- Work instructions -
In the records below, work out how many lines hold the word "读懂课文内容". Report the number alone.

- Saved entries -
+ + + + + + +

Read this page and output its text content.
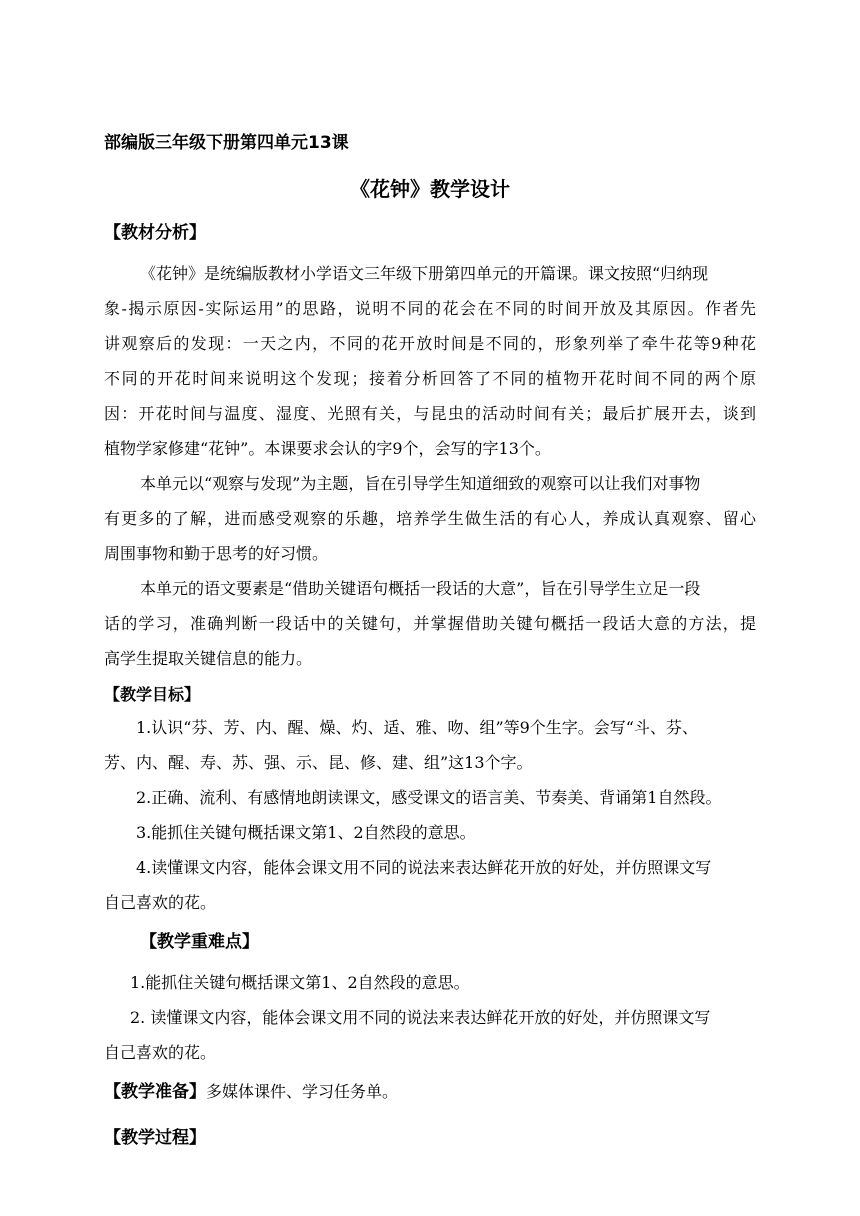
部编版三年级下册第四单元13课
《花钟》教学设计
【教材分析】
《花钟》是统编版教材小学语文三年级下册第四单元的开篇课。课文按照“归纳现
象-揭示原因-实际运用”的思路，说明不同的花会在不同的时间开放及其原因。作者先
讲观察后的发现：一天之内，不同的花开放时间是不同的，形象列举了牵牛花等9种花
不同的开花时间来说明这个发现；接着分析回答了不同的植物开花时间不同的两个原
因：开花时间与温度、湿度、光照有关，与昆虫的活动时间有关；最后扩展开去，谈到
植物学家修建“花钟”。本课要求会认的字9个，会写的字13个。
本单元以“观察与发现”为主题，旨在引导学生知道细致的观察可以让我们对事物
有更多的了解，进而感受观察的乐趣，培养学生做生活的有心人，养成认真观察、留心
周围事物和勤于思考的好习惯。
本单元的语文要素是“借助关键语句概括一段话的大意”，旨在引导学生立足一段
话的学习，准确判断一段话中的关键句，并掌握借助关键句概括一段话大意的方法，提
高学生提取关键信息的能力。
【教学目标】
1.认识“芬、芳、内、醒、燥、灼、适、雅、吻、组”等9个生字。会写“斗、芬、
芳、内、醒、寿、苏、强、示、昆、修、建、组”这13个字。
2.正确、流利、有感情地朗读课文，感受课文的语言美、节奏美、背诵第1自然段。
3.能抓住关键句概括课文第1、2自然段的意思。
4.读懂课文内容，能体会课文用不同的说法来表达鲜花开放的好处，并仿照课文写
自己喜欢的花。
【教学重难点】
1.能抓住关键句概括课文第1、2自然段的意思。
2. 读懂课文内容，能体会课文用不同的说法来表达鲜花开放的好处，并仿照课文写
自己喜欢的花。
【教学准备】多媒体课件、学习任务单。
【教学过程】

+ + + + + + +

- Solution for this exercise -
2